— Start of Records for this exercise —
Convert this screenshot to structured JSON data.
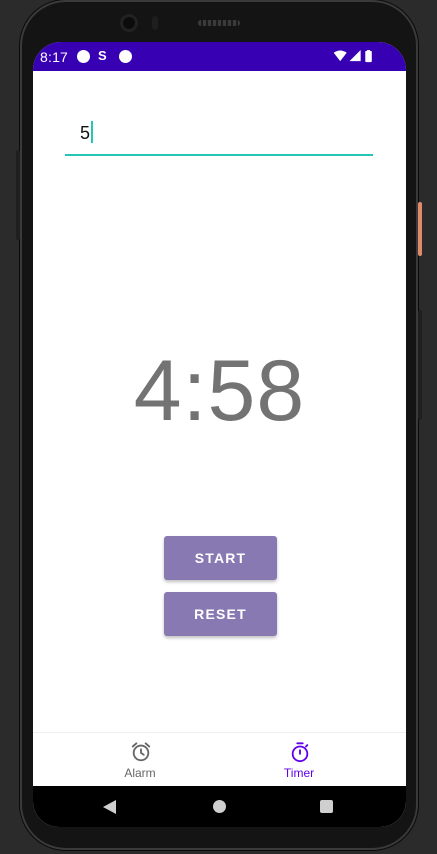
{
  "status_bar": {
    "time": "8:17",
    "sync_symbol": "S"
  },
  "timer_input": {
    "value": "5"
  },
  "countdown": {
    "display": "4:58"
  },
  "buttons": {
    "start_label": "START",
    "reset_label": "RESET"
  },
  "bottom_nav": {
    "items": [
      {
        "label": "Alarm",
        "icon": "alarm-clock-icon",
        "selected": false
      },
      {
        "label": "Timer",
        "icon": "stopwatch-icon",
        "selected": true
      }
    ]
  },
  "colors": {
    "status_bar": "#3700b3",
    "accent_teal": "#26c6b4",
    "button": "#8879b3",
    "nav_selected": "#6200ee",
    "nav_unselected": "#666666",
    "countdown_text": "#737373"
  }
}
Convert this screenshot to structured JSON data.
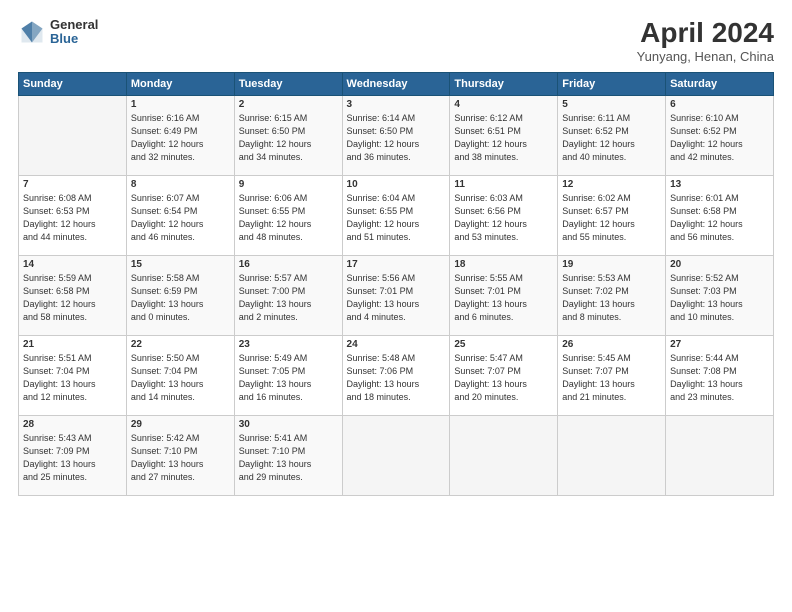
— End of Records for this exercise —
Write out each entry exactly as given, but skip the pictures.

Convert this screenshot to structured JSON data.
{
  "status_bar": {
    "time": "8:17",
    "sync_symbol": "S"
  },
  "timer_input": {
    "value": "5"
  },
  "countdown": {
    "display": "4:58"
  },
  "buttons": {
    "start_label": "START",
    "reset_label": "RESET"
  },
  "bottom_nav": {
    "items": [
      {
        "label": "Alarm",
        "icon": "alarm-clock-icon",
        "selected": false
      },
      {
        "label": "Timer",
        "icon": "stopwatch-icon",
        "selected": true
      }
    ]
  },
  "colors": {
    "status_bar": "#3700b3",
    "accent_teal": "#26c6b4",
    "button": "#8879b3",
    "nav_selected": "#6200ee",
    "nav_unselected": "#666666",
    "countdown_text": "#737373"
  }
}
Convert this screenshot to structured JSON data.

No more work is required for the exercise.